### Directions
Give nothing except the number of lines containing the word "this".

### Raw data

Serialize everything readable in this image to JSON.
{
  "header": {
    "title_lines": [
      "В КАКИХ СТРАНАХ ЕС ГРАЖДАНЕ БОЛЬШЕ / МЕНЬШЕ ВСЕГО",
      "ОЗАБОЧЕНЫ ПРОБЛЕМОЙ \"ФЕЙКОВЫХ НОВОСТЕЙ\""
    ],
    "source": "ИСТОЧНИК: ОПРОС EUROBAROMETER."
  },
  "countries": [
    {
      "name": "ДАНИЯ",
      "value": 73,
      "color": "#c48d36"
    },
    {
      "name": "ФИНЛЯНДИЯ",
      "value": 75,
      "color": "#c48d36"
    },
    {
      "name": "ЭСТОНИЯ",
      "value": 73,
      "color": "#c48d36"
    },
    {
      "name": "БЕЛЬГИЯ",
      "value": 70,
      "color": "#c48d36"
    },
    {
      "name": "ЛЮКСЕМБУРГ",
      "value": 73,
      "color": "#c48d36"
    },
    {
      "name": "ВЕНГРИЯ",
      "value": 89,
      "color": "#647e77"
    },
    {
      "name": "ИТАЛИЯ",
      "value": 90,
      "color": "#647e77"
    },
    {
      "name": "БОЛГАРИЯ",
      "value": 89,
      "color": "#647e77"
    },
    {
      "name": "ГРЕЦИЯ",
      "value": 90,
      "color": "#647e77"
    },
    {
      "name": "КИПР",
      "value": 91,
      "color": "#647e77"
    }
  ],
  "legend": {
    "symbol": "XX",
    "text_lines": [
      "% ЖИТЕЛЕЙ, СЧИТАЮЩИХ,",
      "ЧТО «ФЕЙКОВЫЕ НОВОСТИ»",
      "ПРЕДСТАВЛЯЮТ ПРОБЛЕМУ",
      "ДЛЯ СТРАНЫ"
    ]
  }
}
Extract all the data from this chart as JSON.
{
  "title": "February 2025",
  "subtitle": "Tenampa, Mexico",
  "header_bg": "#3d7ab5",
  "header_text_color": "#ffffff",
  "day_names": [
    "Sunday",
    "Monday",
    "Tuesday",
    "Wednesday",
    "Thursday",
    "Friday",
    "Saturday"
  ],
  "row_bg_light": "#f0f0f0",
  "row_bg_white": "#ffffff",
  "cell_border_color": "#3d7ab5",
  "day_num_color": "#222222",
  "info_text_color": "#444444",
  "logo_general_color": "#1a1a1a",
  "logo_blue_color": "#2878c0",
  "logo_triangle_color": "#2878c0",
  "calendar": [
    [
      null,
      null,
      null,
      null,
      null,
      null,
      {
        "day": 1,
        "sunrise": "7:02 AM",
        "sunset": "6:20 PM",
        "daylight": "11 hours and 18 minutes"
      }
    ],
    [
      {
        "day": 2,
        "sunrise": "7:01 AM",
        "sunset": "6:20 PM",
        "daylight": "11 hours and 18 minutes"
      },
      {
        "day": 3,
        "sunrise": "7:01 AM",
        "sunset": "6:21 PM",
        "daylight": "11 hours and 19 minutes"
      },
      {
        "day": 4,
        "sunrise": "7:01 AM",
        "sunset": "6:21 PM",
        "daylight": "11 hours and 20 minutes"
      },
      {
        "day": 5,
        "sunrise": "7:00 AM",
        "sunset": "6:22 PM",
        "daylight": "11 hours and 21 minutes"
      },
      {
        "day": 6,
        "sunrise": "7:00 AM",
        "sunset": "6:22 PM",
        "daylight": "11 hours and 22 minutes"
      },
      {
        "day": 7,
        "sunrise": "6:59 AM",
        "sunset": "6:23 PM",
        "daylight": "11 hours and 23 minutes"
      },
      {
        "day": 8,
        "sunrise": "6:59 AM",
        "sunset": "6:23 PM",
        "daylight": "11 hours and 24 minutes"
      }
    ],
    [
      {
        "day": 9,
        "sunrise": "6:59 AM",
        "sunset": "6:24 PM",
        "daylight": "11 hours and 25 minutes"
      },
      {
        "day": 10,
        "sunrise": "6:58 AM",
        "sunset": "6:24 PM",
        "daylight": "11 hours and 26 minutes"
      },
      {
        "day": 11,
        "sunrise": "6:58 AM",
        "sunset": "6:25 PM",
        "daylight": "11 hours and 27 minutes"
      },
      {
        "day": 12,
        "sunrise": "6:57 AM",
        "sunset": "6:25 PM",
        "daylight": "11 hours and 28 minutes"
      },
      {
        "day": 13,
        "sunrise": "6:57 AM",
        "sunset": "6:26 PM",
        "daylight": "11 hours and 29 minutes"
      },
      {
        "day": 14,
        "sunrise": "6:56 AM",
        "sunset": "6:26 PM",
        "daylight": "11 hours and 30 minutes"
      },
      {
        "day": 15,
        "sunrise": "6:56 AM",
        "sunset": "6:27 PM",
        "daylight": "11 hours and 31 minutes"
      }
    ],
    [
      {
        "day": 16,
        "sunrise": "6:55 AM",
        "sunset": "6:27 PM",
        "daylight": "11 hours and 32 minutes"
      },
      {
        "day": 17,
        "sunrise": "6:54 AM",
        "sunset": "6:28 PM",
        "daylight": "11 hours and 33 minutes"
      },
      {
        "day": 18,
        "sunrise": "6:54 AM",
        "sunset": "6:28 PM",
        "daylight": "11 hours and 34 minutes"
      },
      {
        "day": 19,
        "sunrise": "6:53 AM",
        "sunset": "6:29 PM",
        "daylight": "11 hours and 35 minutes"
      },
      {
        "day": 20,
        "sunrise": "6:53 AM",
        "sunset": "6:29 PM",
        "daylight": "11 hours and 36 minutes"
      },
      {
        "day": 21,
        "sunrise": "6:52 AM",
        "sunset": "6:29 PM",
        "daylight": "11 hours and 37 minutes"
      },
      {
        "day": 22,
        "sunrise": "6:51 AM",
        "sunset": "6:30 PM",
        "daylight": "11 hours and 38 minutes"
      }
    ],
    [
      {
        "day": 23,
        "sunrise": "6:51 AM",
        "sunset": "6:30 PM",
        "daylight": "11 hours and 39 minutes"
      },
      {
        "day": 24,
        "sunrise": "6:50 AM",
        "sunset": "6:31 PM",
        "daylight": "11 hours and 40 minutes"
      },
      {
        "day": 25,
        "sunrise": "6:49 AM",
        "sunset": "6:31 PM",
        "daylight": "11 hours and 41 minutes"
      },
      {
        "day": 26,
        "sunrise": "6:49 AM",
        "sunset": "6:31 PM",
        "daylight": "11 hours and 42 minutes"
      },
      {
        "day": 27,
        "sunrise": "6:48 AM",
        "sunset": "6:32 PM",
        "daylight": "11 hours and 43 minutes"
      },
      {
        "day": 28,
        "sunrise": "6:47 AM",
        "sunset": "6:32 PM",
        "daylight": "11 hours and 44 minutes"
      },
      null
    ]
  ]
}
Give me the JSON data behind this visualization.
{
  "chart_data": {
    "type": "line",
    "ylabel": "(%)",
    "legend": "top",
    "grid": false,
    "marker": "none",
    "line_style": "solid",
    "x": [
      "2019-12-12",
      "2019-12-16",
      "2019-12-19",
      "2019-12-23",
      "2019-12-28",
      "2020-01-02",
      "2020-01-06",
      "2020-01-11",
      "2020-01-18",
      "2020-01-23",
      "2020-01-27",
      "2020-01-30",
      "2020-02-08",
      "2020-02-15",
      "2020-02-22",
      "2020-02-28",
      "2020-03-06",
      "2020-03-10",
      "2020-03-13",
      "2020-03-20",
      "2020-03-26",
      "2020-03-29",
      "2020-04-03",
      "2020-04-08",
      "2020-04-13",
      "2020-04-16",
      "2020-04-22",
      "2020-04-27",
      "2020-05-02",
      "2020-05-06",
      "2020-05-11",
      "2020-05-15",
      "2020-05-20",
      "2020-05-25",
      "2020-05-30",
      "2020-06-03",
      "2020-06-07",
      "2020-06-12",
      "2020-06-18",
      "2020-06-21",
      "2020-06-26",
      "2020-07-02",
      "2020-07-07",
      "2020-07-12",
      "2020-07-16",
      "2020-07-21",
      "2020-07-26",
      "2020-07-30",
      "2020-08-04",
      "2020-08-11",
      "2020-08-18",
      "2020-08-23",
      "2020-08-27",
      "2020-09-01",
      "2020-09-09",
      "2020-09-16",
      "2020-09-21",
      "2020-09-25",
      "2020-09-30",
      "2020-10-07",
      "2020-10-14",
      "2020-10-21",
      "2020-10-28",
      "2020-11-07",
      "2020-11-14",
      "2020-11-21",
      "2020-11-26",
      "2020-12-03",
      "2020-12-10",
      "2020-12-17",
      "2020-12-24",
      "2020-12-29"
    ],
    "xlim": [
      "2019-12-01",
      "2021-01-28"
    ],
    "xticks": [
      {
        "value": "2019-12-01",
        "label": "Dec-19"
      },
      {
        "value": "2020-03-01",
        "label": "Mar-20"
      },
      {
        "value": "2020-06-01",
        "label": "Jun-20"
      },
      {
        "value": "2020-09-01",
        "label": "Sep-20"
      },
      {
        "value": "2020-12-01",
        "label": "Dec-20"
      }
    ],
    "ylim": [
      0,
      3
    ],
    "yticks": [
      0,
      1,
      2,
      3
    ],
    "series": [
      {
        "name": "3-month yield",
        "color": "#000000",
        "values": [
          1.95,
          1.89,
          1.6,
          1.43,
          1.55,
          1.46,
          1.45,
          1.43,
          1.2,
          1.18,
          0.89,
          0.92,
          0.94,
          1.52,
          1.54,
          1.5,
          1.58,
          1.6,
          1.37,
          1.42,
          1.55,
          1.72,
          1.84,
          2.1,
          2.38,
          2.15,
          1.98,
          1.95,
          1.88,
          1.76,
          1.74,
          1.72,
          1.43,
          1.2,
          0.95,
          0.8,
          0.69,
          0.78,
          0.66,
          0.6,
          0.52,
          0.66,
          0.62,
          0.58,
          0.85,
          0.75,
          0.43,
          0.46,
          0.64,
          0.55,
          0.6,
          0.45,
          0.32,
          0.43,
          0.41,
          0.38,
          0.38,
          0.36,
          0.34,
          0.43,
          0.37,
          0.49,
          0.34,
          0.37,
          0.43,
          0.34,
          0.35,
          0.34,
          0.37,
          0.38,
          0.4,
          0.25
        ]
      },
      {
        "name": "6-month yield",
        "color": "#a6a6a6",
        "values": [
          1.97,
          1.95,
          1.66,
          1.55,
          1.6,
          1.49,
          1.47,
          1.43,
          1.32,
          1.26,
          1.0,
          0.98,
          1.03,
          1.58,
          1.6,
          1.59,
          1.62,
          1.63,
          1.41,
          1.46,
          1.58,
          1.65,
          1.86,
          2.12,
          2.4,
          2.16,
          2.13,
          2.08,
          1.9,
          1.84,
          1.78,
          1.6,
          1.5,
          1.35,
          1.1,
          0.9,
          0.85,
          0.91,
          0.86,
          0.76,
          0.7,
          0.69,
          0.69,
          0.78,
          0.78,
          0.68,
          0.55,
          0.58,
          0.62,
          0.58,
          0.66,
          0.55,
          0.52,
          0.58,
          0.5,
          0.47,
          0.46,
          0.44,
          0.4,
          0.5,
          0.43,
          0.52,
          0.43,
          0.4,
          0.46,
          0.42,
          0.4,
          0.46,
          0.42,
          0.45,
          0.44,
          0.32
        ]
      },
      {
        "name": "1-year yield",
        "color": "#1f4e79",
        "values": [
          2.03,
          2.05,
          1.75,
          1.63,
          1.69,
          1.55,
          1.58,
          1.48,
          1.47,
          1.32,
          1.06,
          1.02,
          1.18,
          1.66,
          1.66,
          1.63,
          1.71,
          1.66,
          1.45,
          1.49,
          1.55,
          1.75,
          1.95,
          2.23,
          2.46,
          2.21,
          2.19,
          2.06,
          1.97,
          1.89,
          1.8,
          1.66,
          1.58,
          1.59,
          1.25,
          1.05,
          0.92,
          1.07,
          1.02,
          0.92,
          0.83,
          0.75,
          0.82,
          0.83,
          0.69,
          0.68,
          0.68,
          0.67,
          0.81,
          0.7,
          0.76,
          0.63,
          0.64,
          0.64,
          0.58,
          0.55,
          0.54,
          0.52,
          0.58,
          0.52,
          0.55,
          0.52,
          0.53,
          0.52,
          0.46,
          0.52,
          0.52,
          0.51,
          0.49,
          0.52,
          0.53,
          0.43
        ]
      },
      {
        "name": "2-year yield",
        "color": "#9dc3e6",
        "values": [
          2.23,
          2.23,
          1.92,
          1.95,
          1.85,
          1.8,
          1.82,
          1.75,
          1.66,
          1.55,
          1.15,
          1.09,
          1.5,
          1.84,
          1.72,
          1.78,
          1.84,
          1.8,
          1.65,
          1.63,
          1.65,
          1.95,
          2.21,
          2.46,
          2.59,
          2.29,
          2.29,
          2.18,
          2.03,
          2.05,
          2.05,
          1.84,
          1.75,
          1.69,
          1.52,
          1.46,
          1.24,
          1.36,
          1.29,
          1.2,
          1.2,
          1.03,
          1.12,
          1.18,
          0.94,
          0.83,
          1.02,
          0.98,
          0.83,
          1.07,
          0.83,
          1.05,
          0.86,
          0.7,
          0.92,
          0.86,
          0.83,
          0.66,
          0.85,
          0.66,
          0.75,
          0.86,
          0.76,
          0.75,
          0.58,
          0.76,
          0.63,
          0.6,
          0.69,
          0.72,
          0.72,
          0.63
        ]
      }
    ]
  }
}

### Exercise solution
3